Dataset records:
* BEGIN *

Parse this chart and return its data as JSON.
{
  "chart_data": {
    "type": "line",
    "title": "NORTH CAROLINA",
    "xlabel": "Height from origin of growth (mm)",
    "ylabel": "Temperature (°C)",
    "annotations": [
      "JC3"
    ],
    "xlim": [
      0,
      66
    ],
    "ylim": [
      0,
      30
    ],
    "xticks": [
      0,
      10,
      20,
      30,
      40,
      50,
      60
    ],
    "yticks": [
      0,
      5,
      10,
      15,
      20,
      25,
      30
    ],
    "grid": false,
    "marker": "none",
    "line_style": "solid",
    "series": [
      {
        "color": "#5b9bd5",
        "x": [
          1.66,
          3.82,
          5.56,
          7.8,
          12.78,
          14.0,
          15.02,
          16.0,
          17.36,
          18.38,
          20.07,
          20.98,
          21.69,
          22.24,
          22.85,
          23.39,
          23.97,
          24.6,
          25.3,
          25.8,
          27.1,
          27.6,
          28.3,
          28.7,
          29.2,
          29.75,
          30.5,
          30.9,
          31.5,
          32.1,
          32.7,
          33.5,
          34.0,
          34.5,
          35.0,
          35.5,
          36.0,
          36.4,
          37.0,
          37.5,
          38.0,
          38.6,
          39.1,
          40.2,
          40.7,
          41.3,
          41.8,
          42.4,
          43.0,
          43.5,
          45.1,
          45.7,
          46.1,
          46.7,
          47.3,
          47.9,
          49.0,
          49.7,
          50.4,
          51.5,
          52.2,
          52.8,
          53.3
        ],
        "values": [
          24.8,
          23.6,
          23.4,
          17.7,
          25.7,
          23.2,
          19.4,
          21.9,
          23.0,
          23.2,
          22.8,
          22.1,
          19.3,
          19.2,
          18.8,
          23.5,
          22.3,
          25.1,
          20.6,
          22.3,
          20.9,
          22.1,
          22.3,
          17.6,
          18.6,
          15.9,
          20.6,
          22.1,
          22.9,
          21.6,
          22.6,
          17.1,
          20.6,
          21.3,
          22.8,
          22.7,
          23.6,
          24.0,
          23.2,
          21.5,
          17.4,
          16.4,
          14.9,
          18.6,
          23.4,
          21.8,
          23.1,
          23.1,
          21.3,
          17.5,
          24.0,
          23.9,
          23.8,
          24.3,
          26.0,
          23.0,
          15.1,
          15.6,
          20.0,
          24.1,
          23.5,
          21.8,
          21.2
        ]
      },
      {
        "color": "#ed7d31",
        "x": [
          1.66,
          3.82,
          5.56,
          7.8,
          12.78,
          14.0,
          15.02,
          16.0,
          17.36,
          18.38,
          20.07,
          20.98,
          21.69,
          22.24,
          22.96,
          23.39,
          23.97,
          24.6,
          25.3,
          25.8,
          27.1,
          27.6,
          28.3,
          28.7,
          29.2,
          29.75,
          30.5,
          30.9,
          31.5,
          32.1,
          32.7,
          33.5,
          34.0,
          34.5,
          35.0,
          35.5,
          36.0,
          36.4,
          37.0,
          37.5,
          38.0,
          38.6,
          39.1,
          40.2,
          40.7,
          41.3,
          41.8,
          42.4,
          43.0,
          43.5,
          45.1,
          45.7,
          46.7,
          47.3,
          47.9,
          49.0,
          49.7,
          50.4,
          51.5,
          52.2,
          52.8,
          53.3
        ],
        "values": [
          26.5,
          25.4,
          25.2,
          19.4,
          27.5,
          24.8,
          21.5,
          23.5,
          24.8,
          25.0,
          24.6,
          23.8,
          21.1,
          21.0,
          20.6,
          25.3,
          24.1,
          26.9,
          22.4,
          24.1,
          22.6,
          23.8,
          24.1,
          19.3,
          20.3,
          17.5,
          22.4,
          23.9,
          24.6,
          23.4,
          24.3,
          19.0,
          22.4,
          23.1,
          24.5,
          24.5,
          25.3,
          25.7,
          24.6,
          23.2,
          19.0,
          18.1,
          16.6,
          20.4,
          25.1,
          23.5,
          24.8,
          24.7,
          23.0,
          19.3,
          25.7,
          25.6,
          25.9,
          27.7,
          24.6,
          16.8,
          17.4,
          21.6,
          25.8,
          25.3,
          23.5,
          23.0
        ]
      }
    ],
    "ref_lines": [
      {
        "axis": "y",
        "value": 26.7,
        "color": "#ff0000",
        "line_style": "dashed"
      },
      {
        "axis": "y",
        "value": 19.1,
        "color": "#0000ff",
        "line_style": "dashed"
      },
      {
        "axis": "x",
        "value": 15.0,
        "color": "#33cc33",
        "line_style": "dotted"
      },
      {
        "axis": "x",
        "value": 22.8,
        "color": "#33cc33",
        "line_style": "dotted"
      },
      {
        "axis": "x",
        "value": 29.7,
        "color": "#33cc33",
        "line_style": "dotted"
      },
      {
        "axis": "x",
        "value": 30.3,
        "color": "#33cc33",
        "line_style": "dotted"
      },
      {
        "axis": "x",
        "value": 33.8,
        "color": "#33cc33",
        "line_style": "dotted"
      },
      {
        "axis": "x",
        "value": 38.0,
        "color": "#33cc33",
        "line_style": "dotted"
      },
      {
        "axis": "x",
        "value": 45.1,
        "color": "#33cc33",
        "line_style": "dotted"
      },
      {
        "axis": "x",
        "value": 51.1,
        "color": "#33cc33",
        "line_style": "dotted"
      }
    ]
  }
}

* END *

* Written problem:
Output all of the material, please, exactly as it stands.

* Completed exercise:
Parse this chart and return its data as JSON.
{
  "chart_data": {
    "type": "line",
    "title": "NORTH CAROLINA",
    "xlabel": "Height from origin of growth (mm)",
    "ylabel": "Temperature (°C)",
    "annotations": [
      "JC3"
    ],
    "xlim": [
      0,
      66
    ],
    "ylim": [
      0,
      30
    ],
    "xticks": [
      0,
      10,
      20,
      30,
      40,
      50,
      60
    ],
    "yticks": [
      0,
      5,
      10,
      15,
      20,
      25,
      30
    ],
    "grid": false,
    "marker": "none",
    "line_style": "solid",
    "series": [
      {
        "color": "#5b9bd5",
        "x": [
          1.66,
          3.82,
          5.56,
          7.8,
          12.78,
          14.0,
          15.02,
          16.0,
          17.36,
          18.38,
          20.07,
          20.98,
          21.69,
          22.24,
          22.85,
          23.39,
          23.97,
          24.6,
          25.3,
          25.8,
          27.1,
          27.6,
          28.3,
          28.7,
          29.2,
          29.75,
          30.5,
          30.9,
          31.5,
          32.1,
          32.7,
          33.5,
          34.0,
          34.5,
          35.0,
          35.5,
          36.0,
          36.4,
          37.0,
          37.5,
          38.0,
          38.6,
          39.1,
          40.2,
          40.7,
          41.3,
          41.8,
          42.4,
          43.0,
          43.5,
          45.1,
          45.7,
          46.1,
          46.7,
          47.3,
          47.9,
          49.0,
          49.7,
          50.4,
          51.5,
          52.2,
          52.8,
          53.3
        ],
        "values": [
          24.8,
          23.6,
          23.4,
          17.7,
          25.7,
          23.2,
          19.4,
          21.9,
          23.0,
          23.2,
          22.8,
          22.1,
          19.3,
          19.2,
          18.8,
          23.5,
          22.3,
          25.1,
          20.6,
          22.3,
          20.9,
          22.1,
          22.3,
          17.6,
          18.6,
          15.9,
          20.6,
          22.1,
          22.9,
          21.6,
          22.6,
          17.1,
          20.6,
          21.3,
          22.8,
          22.7,
          23.6,
          24.0,
          23.2,
          21.5,
          17.4,
          16.4,
          14.9,
          18.6,
          23.4,
          21.8,
          23.1,
          23.1,
          21.3,
          17.5,
          24.0,
          23.9,
          23.8,
          24.3,
          26.0,
          23.0,
          15.1,
          15.6,
          20.0,
          24.1,
          23.5,
          21.8,
          21.2
        ]
      },
      {
        "color": "#ed7d31",
        "x": [
          1.66,
          3.82,
          5.56,
          7.8,
          12.78,
          14.0,
          15.02,
          16.0,
          17.36,
          18.38,
          20.07,
          20.98,
          21.69,
          22.24,
          22.96,
          23.39,
          23.97,
          24.6,
          25.3,
          25.8,
          27.1,
          27.6,
          28.3,
          28.7,
          29.2,
          29.75,
          30.5,
          30.9,
          31.5,
          32.1,
          32.7,
          33.5,
          34.0,
          34.5,
          35.0,
          35.5,
          36.0,
          36.4,
          37.0,
          37.5,
          38.0,
          38.6,
          39.1,
          40.2,
          40.7,
          41.3,
          41.8,
          42.4,
          43.0,
          43.5,
          45.1,
          45.7,
          46.7,
          47.3,
          47.9,
          49.0,
          49.7,
          50.4,
          51.5,
          52.2,
          52.8,
          53.3
        ],
        "values": [
          26.5,
          25.4,
          25.2,
          19.4,
          27.5,
          24.8,
          21.5,
          23.5,
          24.8,
          25.0,
          24.6,
          23.8,
          21.1,
          21.0,
          20.6,
          25.3,
          24.1,
          26.9,
          22.4,
          24.1,
          22.6,
          23.8,
          24.1,
          19.3,
          20.3,
          17.5,
          22.4,
          23.9,
          24.6,
          23.4,
          24.3,
          19.0,
          22.4,
          23.1,
          24.5,
          24.5,
          25.3,
          25.7,
          24.6,
          23.2,
          19.0,
          18.1,
          16.6,
          20.4,
          25.1,
          23.5,
          24.8,
          24.7,
          23.0,
          19.3,
          25.7,
          25.6,
          25.9,
          27.7,
          24.6,
          16.8,
          17.4,
          21.6,
          25.8,
          25.3,
          23.5,
          23.0
        ]
      }
    ],
    "ref_lines": [
      {
        "axis": "y",
        "value": 26.7,
        "color": "#ff0000",
        "line_style": "dashed"
      },
      {
        "axis": "y",
        "value": 19.1,
        "color": "#0000ff",
        "line_style": "dashed"
      },
      {
        "axis": "x",
        "value": 15.0,
        "color": "#33cc33",
        "line_style": "dotted"
      },
      {
        "axis": "x",
        "value": 22.8,
        "color": "#33cc33",
        "line_style": "dotted"
      },
      {
        "axis": "x",
        "value": 29.7,
        "color": "#33cc33",
        "line_style": "dotted"
      },
      {
        "axis": "x",
        "value": 30.3,
        "color": "#33cc33",
        "line_style": "dotted"
      },
      {
        "axis": "x",
        "value": 33.8,
        "color": "#33cc33",
        "line_style": "dotted"
      },
      {
        "axis": "x",
        "value": 38.0,
        "color": "#33cc33",
        "line_style": "dotted"
      },
      {
        "axis": "x",
        "value": 45.1,
        "color": "#33cc33",
        "line_style": "dotted"
      },
      {
        "axis": "x",
        "value": 51.1,
        "color": "#33cc33",
        "line_style": "dotted"
      }
    ]
  }
}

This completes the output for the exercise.